What needs to be done: Copy all lines below exactly as written. Leave pictures out.
--- start ---
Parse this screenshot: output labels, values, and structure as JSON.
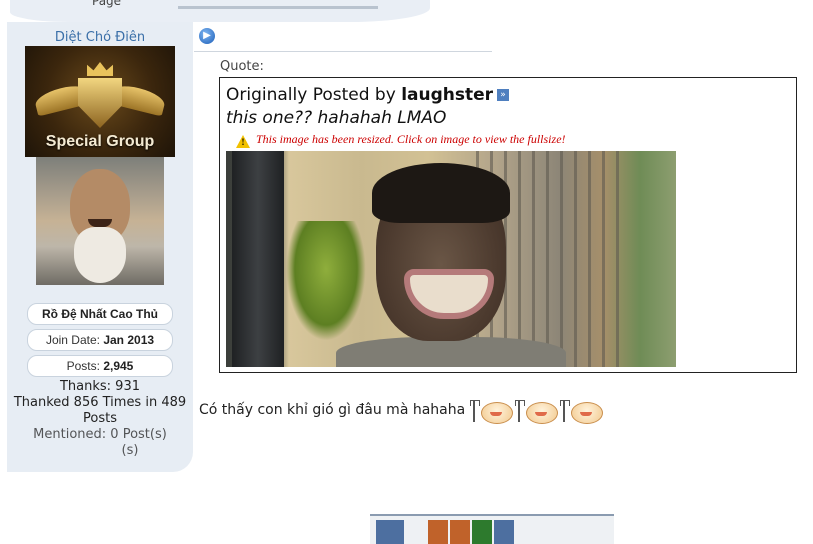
{
  "header_fragment": {
    "text": "Page"
  },
  "user": {
    "username": "Diệt Chó Điên",
    "rank_banner_text": "Special Group",
    "title": "Rồ Đệ Nhất Cao Thủ",
    "join_date_label": "Join Date:",
    "join_date": "Jan 2013",
    "posts_label": "Posts:",
    "posts": "2,945",
    "thanks": "Thanks: 931",
    "thanked_line1": "Thanked 856 Times in 489",
    "thanked_line2": "Posts",
    "mentioned": "Mentioned: 0 Post(s)",
    "tagged_fragment": "(s)"
  },
  "quote": {
    "label": "Quote:",
    "originally_posted_by": "Originally Posted by",
    "author": "laughster",
    "text": "this one?? hahahah LMAO",
    "resize_notice": "This image has been resized. Click on image to view the fullsize!"
  },
  "post": {
    "message": "Có thấy con khỉ gió gì đâu mà hahaha"
  },
  "icons": {
    "post_icon": "arrow-right-circle-icon",
    "view_post": "view-post-icon",
    "warning": "warning-icon",
    "smiley": "pitchfork-smiley-icon"
  },
  "colors": {
    "username": "#3a6fa8",
    "resize_notice": "#cc0000",
    "postbit_bg": "#e7edf4"
  }
}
--- end ---
Task result:
Parse this screenshot: output labels, values, and structure as JSON.
{
  "header_fragment": {
    "text": "Page"
  },
  "user": {
    "username": "Diệt Chó Điên",
    "rank_banner_text": "Special Group",
    "title": "Rồ Đệ Nhất Cao Thủ",
    "join_date_label": "Join Date:",
    "join_date": "Jan 2013",
    "posts_label": "Posts:",
    "posts": "2,945",
    "thanks": "Thanks: 931",
    "thanked_line1": "Thanked 856 Times in 489",
    "thanked_line2": "Posts",
    "mentioned": "Mentioned: 0 Post(s)",
    "tagged_fragment": "(s)"
  },
  "quote": {
    "label": "Quote:",
    "originally_posted_by": "Originally Posted by",
    "author": "laughster",
    "text": "this one?? hahahah LMAO",
    "resize_notice": "This image has been resized. Click on image to view the fullsize!"
  },
  "post": {
    "message": "Có thấy con khỉ gió gì đâu mà hahaha"
  },
  "icons": {
    "post_icon": "arrow-right-circle-icon",
    "view_post": "view-post-icon",
    "warning": "warning-icon",
    "smiley": "pitchfork-smiley-icon"
  },
  "colors": {
    "username": "#3a6fa8",
    "resize_notice": "#cc0000",
    "postbit_bg": "#e7edf4"
  }
}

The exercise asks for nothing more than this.